## start

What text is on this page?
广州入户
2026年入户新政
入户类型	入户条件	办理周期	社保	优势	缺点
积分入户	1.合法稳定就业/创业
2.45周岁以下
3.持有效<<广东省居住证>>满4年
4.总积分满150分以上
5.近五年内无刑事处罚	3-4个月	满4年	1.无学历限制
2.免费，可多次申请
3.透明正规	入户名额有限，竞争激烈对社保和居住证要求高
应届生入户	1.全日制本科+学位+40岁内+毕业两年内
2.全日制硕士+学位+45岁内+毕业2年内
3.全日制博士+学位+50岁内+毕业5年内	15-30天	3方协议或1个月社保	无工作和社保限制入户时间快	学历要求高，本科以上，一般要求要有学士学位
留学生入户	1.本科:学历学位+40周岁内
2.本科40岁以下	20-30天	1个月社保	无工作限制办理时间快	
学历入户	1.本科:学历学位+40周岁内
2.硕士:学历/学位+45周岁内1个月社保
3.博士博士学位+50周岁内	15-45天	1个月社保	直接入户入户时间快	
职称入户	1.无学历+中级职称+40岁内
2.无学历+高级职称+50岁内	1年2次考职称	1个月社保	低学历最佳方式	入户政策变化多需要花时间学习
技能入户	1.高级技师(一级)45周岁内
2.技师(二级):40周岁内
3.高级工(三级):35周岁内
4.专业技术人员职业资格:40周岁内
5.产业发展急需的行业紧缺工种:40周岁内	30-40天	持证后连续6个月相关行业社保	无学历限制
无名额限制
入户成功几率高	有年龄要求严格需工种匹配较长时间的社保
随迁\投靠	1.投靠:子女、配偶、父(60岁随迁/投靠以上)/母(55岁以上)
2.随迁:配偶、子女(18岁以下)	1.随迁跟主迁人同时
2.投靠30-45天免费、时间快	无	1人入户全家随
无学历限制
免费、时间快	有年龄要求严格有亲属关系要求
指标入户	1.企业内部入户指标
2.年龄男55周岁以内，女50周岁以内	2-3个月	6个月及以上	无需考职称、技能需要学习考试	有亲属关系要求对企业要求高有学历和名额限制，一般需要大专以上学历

## end

• Given problem:
Take each line of the material that contains the word "学历学位" and list it.

• Exercise output:
留学生入户	1.本科:学历学位+40周岁内
学历入户	1.本科:学历学位+40周岁内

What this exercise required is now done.